PROBLEM TO WORK ON
Please write the listing below out again exactly, leaving every picture behind.

--- Begin ---

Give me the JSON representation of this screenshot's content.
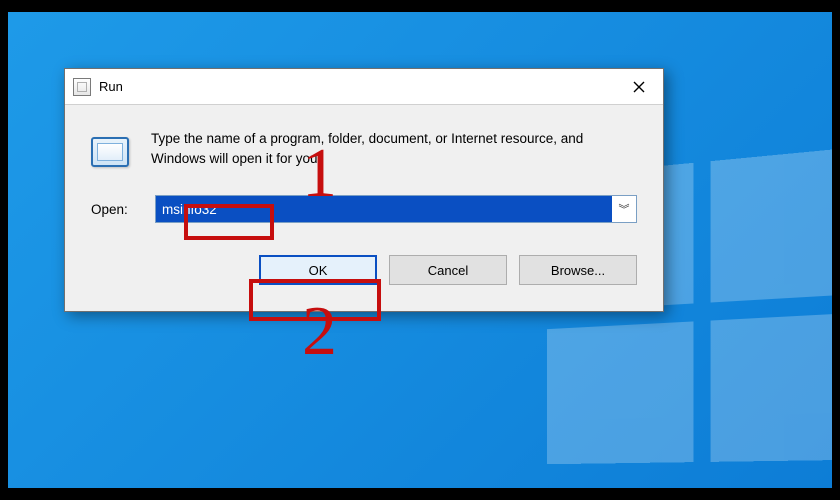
{
  "dialog": {
    "title": "Run",
    "description": "Type the name of a program, folder, document, or Internet resource, and Windows will open it for you.",
    "open_label": "Open:",
    "input_value": "msinfo32",
    "buttons": {
      "ok": "OK",
      "cancel": "Cancel",
      "browse": "Browse..."
    }
  },
  "annotations": {
    "step1": "1",
    "step2": "2"
  }
}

--- End ---

EXPECTED OUTPUT
Give me the JSON representation of this screenshot's content.
{
  "dialog": {
    "title": "Run",
    "description": "Type the name of a program, folder, document, or Internet resource, and Windows will open it for you.",
    "open_label": "Open:",
    "input_value": "msinfo32",
    "buttons": {
      "ok": "OK",
      "cancel": "Cancel",
      "browse": "Browse..."
    }
  },
  "annotations": {
    "step1": "1",
    "step2": "2"
  }
}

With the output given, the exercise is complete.